PROMPT –
Check each line below for the word "events", and copy those that have it.

(Saved data entries)
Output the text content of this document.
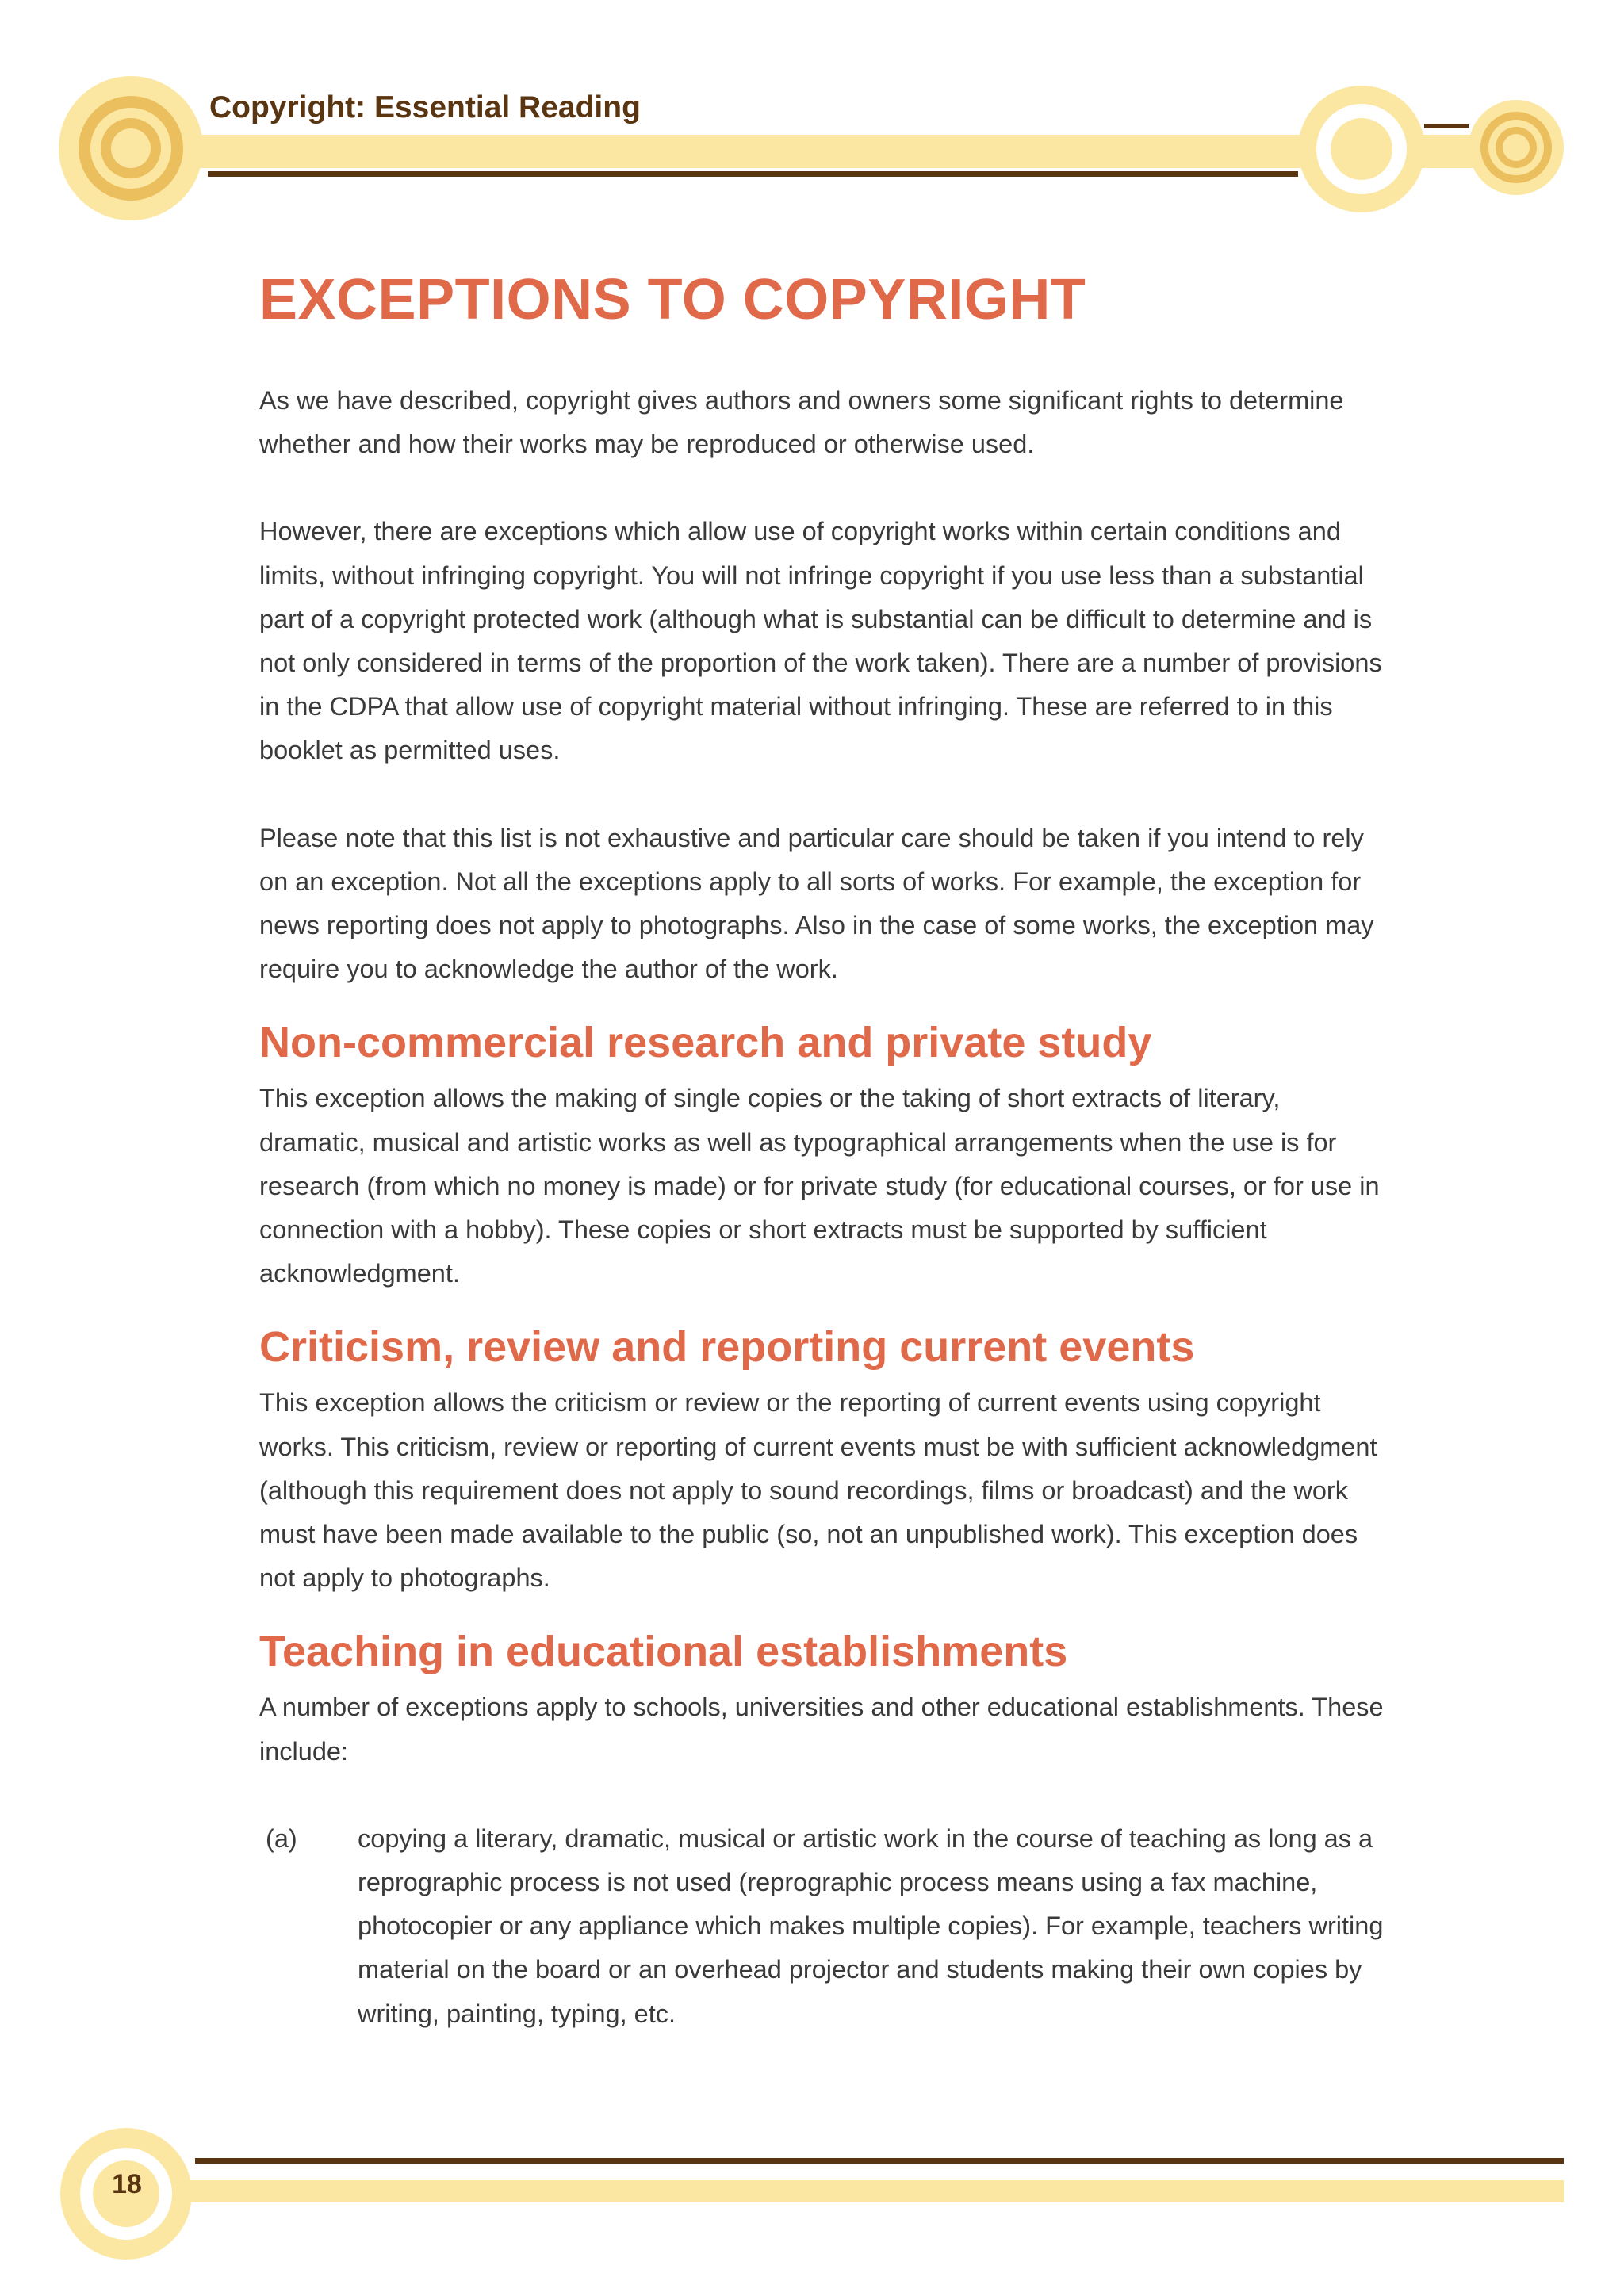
Copyright: Essential Reading
EXCEPTIONS TO COPYRIGHT

As we have described, copyright gives authors and owners some significant rights to determine whether and how their works may be reproduced or otherwise used.

However, there are exceptions which allow use of copyright works within certain conditions and limits, without infringing copyright. You will not infringe copyright if you use less than a substantial part of a copyright protected work (although what is substantial can be difficult to determine and is not only considered in terms of the proportion of the work taken). There are a number of provisions in the CDPA that allow use of copyright material without infringing. These are referred to in this booklet as permitted uses.

Please note that this list is not exhaustive and particular care should be taken if you intend to rely on an exception. Not all the exceptions apply to all sorts of works. For example, the exception for news reporting does not apply to photographs. Also in the case of some works, the exception may require you to acknowledge the author of the work.

Non-commercial research and private study

This exception allows the making of single copies or the taking of short extracts of literary, dramatic, musical and artistic works as well as typographical arrangements when the use is for research (from which no money is made) or for private study (for educational courses, or for use in connection with a hobby). These copies or short extracts must be supported by sufficient acknowledgment.

Criticism, review and reporting current events

This exception allows the criticism or review or the reporting of current events using copyright works. This criticism, review or reporting of current events must be with sufficient acknowledgment (although this requirement does not apply to sound recordings, films or broadcast) and the work must have been made available to the public (so, not an unpublished work). This exception does not apply to photographs.

Teaching in educational establishments

A number of exceptions apply to schools, universities and other educational establishments. These include:

(a) copying a literary, dramatic, musical or artistic work in the course of teaching as long as a reprographic process is not used (reprographic process means using a fax machine, photocopier or any appliance which makes multiple copies). For example, teachers writing material on the board or an overhead projector and students making their own copies by writing, painting, typing, etc.

18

RESULT BELOW –
Criticism, review and reporting current events
This exception allows the criticism or review or the reporting of current events using copyright works. This criticism, review or reporting of current events must be with sufficient acknowledgment (although this requirement does not apply to sound recordings, films or broadcast) and the work must have been made available to the public (so, not an unpublished work). This exception does not apply to photographs.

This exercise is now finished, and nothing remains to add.